Structured figure records:
--------------------

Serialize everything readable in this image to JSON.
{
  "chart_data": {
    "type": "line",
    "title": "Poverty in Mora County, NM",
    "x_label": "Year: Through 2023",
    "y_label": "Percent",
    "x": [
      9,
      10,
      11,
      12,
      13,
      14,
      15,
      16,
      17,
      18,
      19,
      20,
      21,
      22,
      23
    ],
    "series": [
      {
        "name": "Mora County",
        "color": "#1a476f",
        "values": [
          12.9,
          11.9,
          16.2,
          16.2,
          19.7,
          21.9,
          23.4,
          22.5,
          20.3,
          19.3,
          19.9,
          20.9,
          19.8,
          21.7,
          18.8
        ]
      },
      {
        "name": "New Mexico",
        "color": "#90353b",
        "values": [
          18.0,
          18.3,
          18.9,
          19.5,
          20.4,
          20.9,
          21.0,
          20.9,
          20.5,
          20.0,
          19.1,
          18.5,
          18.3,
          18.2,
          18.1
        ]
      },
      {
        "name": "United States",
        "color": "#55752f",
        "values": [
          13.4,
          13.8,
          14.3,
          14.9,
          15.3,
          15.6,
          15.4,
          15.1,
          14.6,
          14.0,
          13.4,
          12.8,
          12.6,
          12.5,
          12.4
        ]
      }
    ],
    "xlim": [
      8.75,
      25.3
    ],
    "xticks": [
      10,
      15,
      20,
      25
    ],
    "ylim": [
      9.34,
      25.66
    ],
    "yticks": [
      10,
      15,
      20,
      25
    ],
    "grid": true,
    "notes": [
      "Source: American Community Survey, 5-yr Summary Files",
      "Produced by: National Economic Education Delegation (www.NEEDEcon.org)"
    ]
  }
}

--------------------

Report how many lines of the listing hold the string "County", giving only the number.

2